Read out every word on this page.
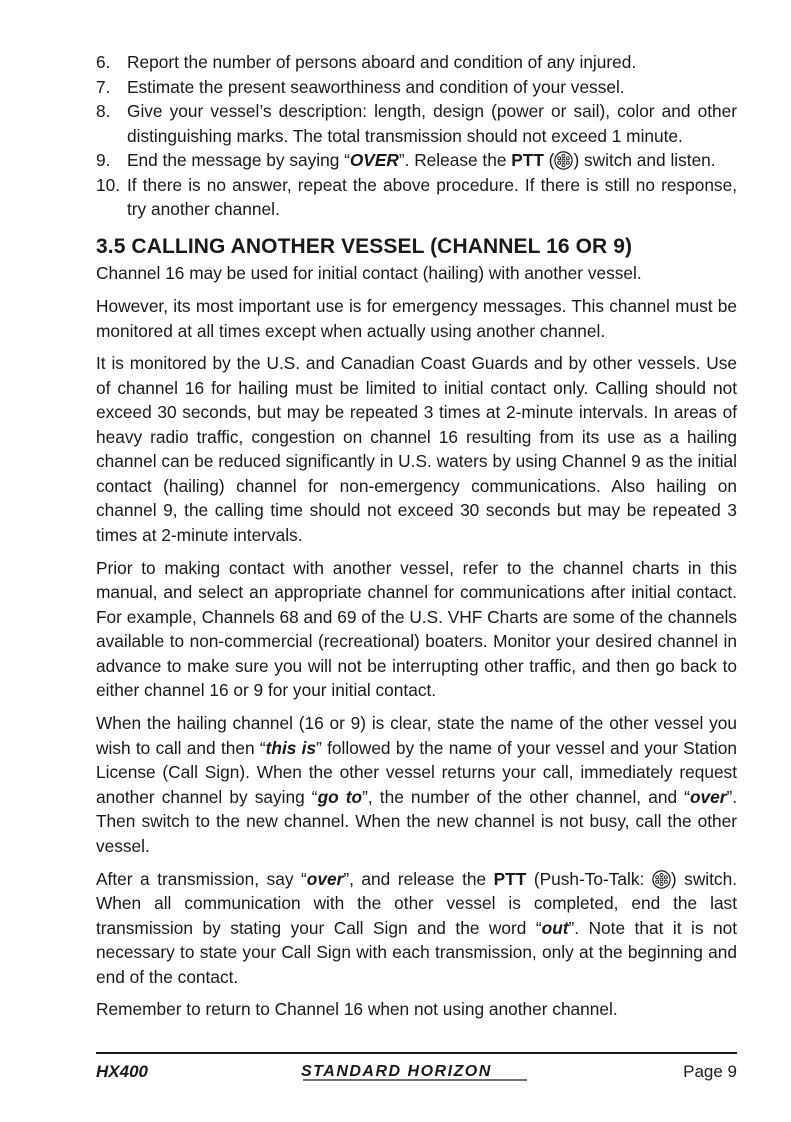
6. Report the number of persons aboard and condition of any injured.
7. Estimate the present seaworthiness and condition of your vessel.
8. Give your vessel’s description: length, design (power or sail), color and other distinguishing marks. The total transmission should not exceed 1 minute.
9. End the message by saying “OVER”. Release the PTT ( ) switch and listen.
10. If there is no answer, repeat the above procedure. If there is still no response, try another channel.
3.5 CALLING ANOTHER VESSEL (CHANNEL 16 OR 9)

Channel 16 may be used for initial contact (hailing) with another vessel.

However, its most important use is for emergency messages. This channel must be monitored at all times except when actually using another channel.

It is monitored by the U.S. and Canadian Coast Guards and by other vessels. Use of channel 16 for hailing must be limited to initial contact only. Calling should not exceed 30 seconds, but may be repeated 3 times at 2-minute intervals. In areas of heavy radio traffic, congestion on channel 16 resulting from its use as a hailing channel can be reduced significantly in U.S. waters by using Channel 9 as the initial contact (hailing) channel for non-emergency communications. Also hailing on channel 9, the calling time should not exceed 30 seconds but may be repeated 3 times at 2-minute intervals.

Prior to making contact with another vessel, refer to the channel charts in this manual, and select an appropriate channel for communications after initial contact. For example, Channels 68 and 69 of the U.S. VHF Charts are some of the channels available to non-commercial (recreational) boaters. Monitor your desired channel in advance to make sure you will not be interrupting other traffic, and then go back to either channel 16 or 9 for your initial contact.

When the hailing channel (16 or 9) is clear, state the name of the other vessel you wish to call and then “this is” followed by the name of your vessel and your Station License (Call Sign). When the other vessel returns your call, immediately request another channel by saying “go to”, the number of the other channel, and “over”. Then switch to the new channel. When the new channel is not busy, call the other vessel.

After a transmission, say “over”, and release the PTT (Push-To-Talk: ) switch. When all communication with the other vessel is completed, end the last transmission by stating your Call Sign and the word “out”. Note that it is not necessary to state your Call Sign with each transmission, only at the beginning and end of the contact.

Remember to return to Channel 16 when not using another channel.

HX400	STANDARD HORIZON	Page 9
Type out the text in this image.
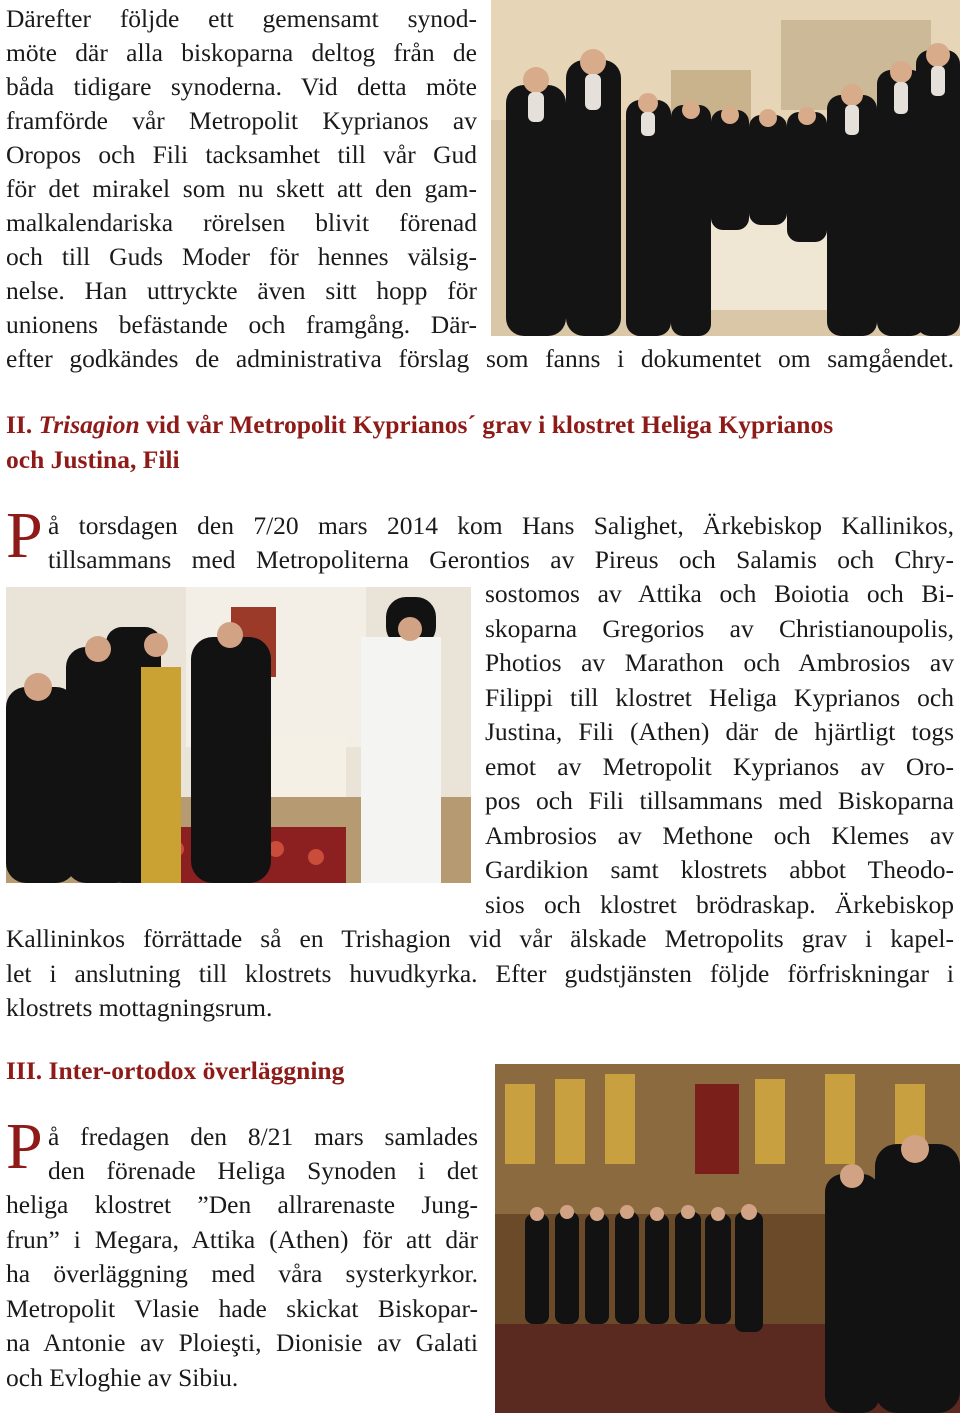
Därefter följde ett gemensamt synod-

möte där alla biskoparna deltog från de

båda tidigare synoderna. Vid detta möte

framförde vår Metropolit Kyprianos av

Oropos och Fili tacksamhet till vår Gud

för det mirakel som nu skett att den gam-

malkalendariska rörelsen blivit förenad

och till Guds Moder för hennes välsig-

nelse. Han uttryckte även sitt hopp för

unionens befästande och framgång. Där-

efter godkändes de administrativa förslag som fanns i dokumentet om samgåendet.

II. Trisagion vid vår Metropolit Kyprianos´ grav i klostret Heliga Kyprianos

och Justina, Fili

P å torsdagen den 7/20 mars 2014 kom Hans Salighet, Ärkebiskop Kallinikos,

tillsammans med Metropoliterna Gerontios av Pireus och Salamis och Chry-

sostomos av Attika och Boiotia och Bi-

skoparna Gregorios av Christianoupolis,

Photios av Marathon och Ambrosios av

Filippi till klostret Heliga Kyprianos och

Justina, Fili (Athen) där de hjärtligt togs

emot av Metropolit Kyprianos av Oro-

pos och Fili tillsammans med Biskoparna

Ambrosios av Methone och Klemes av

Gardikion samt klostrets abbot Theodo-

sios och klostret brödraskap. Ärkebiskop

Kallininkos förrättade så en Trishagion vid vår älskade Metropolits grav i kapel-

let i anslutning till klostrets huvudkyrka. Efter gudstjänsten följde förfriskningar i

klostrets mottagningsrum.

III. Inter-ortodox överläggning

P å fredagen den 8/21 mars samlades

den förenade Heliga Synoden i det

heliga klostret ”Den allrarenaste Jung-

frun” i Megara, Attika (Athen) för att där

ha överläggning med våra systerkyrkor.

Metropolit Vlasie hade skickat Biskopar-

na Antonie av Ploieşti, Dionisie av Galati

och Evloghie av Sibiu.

——————————

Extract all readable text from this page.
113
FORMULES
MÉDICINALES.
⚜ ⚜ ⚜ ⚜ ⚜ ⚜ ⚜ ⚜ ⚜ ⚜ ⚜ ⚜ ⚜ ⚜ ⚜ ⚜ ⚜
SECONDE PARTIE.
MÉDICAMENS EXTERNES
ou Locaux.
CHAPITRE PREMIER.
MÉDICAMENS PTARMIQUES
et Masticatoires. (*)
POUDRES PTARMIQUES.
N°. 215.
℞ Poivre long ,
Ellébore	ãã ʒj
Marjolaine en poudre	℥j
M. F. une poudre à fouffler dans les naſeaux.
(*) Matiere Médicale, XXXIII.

——————————

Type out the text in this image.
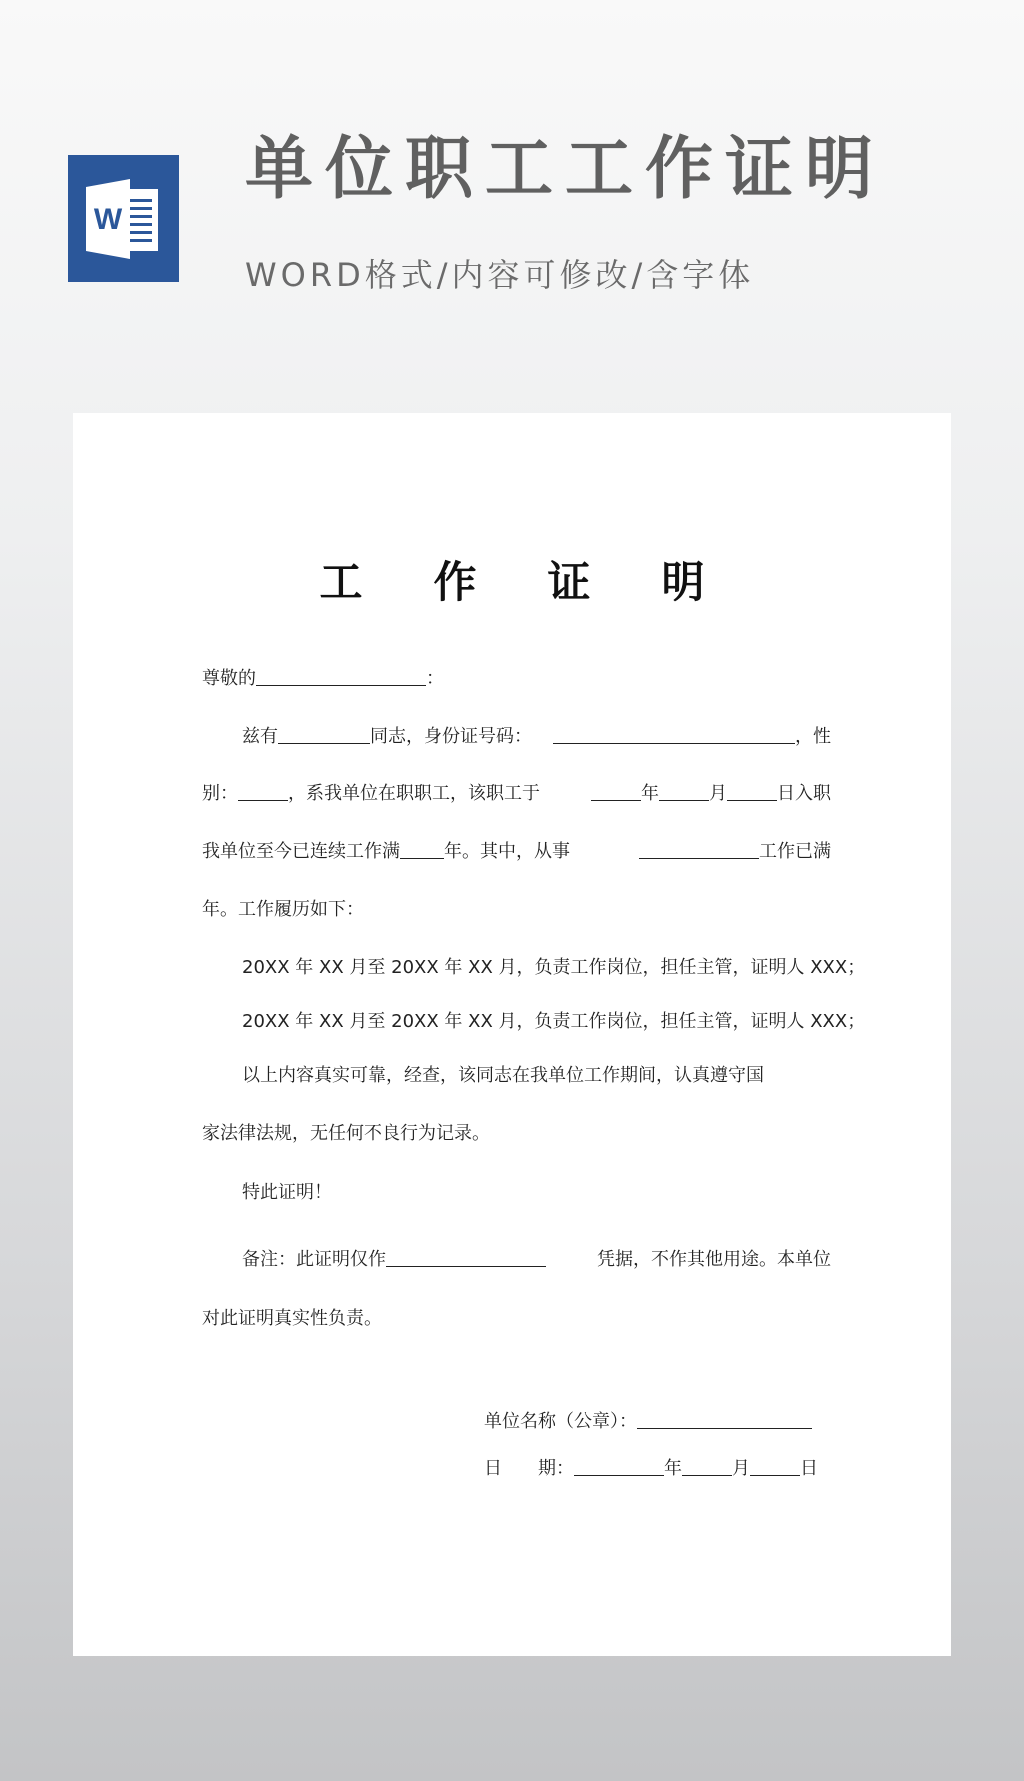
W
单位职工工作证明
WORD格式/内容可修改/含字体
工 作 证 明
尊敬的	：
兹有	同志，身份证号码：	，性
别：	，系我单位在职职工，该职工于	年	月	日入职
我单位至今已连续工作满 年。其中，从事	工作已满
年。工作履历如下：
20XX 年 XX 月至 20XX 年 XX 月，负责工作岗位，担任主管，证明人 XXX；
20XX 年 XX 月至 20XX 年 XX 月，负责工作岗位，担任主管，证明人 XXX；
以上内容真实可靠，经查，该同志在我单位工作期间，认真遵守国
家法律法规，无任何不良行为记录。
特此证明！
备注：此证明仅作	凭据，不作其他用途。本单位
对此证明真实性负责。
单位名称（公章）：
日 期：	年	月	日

——————————

## Instructions to follow:
Check each line above for "överläggning" and return the ones that have it.

## Correct result:
III. Inter-ortodox överläggning
ha överläggning med våra systerkyrkor.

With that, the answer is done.